* Exercise:
Go over the entries below line by line, copying each one that contains the word "this".

* Material:

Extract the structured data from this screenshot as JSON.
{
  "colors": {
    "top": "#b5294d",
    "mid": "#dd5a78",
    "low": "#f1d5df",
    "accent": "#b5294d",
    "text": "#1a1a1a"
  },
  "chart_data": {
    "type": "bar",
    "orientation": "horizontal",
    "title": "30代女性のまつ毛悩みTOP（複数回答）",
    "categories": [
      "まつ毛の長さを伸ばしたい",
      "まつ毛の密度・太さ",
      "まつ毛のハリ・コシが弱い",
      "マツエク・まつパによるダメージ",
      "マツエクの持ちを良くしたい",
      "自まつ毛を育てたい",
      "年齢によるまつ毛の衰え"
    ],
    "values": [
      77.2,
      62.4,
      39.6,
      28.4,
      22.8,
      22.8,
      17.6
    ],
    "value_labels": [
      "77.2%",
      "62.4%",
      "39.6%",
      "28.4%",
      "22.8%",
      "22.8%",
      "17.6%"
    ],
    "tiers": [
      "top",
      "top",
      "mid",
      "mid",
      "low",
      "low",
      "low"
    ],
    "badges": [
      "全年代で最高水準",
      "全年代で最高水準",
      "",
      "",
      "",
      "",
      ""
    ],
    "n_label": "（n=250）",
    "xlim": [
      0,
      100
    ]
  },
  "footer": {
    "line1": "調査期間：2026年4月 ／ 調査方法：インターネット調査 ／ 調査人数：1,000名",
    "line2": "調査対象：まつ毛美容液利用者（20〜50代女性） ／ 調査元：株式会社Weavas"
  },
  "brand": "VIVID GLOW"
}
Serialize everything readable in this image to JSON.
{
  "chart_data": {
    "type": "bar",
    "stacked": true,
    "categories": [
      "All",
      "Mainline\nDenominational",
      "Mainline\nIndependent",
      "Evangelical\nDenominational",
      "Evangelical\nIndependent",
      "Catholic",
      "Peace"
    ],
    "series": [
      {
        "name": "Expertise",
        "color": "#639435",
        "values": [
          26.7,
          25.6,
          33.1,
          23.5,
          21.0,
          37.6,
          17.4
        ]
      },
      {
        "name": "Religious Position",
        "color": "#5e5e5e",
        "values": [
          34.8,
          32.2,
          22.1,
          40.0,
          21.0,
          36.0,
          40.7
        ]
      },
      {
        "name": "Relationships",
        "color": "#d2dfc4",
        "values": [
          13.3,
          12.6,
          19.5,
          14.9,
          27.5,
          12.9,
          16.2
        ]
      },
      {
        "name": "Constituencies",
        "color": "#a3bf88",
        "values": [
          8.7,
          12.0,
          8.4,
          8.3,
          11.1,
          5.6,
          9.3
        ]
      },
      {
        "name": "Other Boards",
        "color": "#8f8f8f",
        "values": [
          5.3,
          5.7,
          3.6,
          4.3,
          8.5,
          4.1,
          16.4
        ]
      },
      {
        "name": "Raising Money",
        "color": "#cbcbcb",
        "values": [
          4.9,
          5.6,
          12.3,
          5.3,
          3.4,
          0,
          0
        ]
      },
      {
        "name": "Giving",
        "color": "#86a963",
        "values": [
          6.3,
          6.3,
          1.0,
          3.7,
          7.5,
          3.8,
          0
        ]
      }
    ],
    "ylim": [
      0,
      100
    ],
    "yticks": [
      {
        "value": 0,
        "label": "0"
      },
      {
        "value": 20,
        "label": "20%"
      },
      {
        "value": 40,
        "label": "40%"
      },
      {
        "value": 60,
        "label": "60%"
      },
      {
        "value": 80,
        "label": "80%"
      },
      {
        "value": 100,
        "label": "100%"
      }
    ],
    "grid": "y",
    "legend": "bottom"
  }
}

* Solution:
Extract the structured data from this screenshot as JSON.
Serialize everything readable in this image to JSON.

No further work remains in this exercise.